----- Supplied data

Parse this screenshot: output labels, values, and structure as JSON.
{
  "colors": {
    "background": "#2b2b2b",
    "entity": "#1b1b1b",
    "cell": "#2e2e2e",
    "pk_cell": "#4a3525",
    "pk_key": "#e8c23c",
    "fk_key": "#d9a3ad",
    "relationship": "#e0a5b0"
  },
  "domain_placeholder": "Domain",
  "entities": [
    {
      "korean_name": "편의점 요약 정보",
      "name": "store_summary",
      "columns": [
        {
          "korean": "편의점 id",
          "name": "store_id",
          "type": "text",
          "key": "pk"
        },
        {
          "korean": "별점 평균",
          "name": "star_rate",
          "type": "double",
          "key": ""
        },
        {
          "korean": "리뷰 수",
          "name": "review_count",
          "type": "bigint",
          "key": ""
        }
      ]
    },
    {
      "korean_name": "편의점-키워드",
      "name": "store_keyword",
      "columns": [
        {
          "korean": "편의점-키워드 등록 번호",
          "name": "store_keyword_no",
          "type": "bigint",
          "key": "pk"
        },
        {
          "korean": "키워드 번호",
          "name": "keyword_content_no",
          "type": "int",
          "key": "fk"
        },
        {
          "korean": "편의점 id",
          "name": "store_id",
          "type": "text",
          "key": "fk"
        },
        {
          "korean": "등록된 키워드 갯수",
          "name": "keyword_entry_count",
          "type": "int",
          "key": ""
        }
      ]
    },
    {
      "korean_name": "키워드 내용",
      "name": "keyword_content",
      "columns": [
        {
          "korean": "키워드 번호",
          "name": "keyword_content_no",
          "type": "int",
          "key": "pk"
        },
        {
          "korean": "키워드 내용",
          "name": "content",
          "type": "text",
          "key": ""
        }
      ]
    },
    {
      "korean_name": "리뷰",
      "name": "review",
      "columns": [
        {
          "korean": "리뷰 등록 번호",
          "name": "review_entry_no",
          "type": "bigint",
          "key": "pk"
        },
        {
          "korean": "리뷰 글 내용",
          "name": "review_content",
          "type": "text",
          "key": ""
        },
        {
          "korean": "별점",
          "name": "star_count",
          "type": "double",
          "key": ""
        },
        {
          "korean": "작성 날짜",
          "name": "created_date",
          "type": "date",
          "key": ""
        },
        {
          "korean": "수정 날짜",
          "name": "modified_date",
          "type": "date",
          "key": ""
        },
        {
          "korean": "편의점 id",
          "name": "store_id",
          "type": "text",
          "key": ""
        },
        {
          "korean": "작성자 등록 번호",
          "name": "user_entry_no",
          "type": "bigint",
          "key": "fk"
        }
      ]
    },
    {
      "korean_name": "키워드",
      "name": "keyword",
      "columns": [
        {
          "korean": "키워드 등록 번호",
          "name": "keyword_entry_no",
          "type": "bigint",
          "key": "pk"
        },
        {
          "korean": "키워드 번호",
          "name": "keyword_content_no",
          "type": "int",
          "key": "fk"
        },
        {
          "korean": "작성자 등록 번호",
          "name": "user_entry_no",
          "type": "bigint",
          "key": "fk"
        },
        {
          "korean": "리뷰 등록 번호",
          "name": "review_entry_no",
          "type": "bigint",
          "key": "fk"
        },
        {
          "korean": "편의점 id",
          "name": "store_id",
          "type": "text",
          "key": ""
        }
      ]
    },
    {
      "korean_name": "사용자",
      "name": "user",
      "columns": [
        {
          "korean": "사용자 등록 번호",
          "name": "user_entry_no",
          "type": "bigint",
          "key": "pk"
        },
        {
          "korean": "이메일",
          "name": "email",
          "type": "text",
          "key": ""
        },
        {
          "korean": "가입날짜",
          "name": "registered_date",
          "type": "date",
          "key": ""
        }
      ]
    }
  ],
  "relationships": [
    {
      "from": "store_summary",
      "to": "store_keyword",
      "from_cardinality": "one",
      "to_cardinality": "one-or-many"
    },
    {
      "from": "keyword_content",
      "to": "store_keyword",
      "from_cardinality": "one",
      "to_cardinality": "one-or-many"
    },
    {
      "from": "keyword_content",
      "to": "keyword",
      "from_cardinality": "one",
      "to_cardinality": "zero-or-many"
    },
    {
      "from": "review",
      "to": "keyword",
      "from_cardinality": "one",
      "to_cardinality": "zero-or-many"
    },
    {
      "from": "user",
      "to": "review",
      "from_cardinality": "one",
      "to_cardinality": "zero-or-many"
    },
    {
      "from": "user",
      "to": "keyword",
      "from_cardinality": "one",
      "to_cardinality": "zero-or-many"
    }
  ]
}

----------

[What is asked]: Reproduce the entries above exactly.

[Finished exercise]:
Parse this screenshot: output labels, values, and structure as JSON.
{
  "colors": {
    "background": "#2b2b2b",
    "entity": "#1b1b1b",
    "cell": "#2e2e2e",
    "pk_cell": "#4a3525",
    "pk_key": "#e8c23c",
    "fk_key": "#d9a3ad",
    "relationship": "#e0a5b0"
  },
  "domain_placeholder": "Domain",
  "entities": [
    {
      "korean_name": "편의점 요약 정보",
      "name": "store_summary",
      "columns": [
        {
          "korean": "편의점 id",
          "name": "store_id",
          "type": "text",
          "key": "pk"
        },
        {
          "korean": "별점 평균",
          "name": "star_rate",
          "type": "double",
          "key": ""
        },
        {
          "korean": "리뷰 수",
          "name": "review_count",
          "type": "bigint",
          "key": ""
        }
      ]
    },
    {
      "korean_name": "편의점-키워드",
      "name": "store_keyword",
      "columns": [
        {
          "korean": "편의점-키워드 등록 번호",
          "name": "store_keyword_no",
          "type": "bigint",
          "key": "pk"
        },
        {
          "korean": "키워드 번호",
          "name": "keyword_content_no",
          "type": "int",
          "key": "fk"
        },
        {
          "korean": "편의점 id",
          "name": "store_id",
          "type": "text",
          "key": "fk"
        },
        {
          "korean": "등록된 키워드 갯수",
          "name": "keyword_entry_count",
          "type": "int",
          "key": ""
        }
      ]
    },
    {
      "korean_name": "키워드 내용",
      "name": "keyword_content",
      "columns": [
        {
          "korean": "키워드 번호",
          "name": "keyword_content_no",
          "type": "int",
          "key": "pk"
        },
        {
          "korean": "키워드 내용",
          "name": "content",
          "type": "text",
          "key": ""
        }
      ]
    },
    {
      "korean_name": "리뷰",
      "name": "review",
      "columns": [
        {
          "korean": "리뷰 등록 번호",
          "name": "review_entry_no",
          "type": "bigint",
          "key": "pk"
        },
        {
          "korean": "리뷰 글 내용",
          "name": "review_content",
          "type": "text",
          "key": ""
        },
        {
          "korean": "별점",
          "name": "star_count",
          "type": "double",
          "key": ""
        },
        {
          "korean": "작성 날짜",
          "name": "created_date",
          "type": "date",
          "key": ""
        },
        {
          "korean": "수정 날짜",
          "name": "modified_date",
          "type": "date",
          "key": ""
        },
        {
          "korean": "편의점 id",
          "name": "store_id",
          "type": "text",
          "key": ""
        },
        {
          "korean": "작성자 등록 번호",
          "name": "user_entry_no",
          "type": "bigint",
          "key": "fk"
        }
      ]
    },
    {
      "korean_name": "키워드",
      "name": "keyword",
      "columns": [
        {
          "korean": "키워드 등록 번호",
          "name": "keyword_entry_no",
          "type": "bigint",
          "key": "pk"
        },
        {
          "korean": "키워드 번호",
          "name": "keyword_content_no",
          "type": "int",
          "key": "fk"
        },
        {
          "korean": "작성자 등록 번호",
          "name": "user_entry_no",
          "type": "bigint",
          "key": "fk"
        },
        {
          "korean": "리뷰 등록 번호",
          "name": "review_entry_no",
          "type": "bigint",
          "key": "fk"
        },
        {
          "korean": "편의점 id",
          "name": "store_id",
          "type": "text",
          "key": ""
        }
      ]
    },
    {
      "korean_name": "사용자",
      "name": "user",
      "columns": [
        {
          "korean": "사용자 등록 번호",
          "name": "user_entry_no",
          "type": "bigint",
          "key": "pk"
        },
        {
          "korean": "이메일",
          "name": "email",
          "type": "text",
          "key": ""
        },
        {
          "korean": "가입날짜",
          "name": "registered_date",
          "type": "date",
          "key": ""
        }
      ]
    }
  ],
  "relationships": [
    {
      "from": "store_summary",
      "to": "store_keyword",
      "from_cardinality": "one",
      "to_cardinality": "one-or-many"
    },
    {
      "from": "keyword_content",
      "to": "store_keyword",
      "from_cardinality": "one",
      "to_cardinality": "one-or-many"
    },
    {
      "from": "keyword_content",
      "to": "keyword",
      "from_cardinality": "one",
      "to_cardinality": "zero-or-many"
    },
    {
      "from": "review",
      "to": "keyword",
      "from_cardinality": "one",
      "to_cardinality": "zero-or-many"
    },
    {
      "from": "user",
      "to": "review",
      "from_cardinality": "one",
      "to_cardinality": "zero-or-many"
    },
    {
      "from": "user",
      "to": "keyword",
      "from_cardinality": "one",
      "to_cardinality": "zero-or-many"
    }
  ]
}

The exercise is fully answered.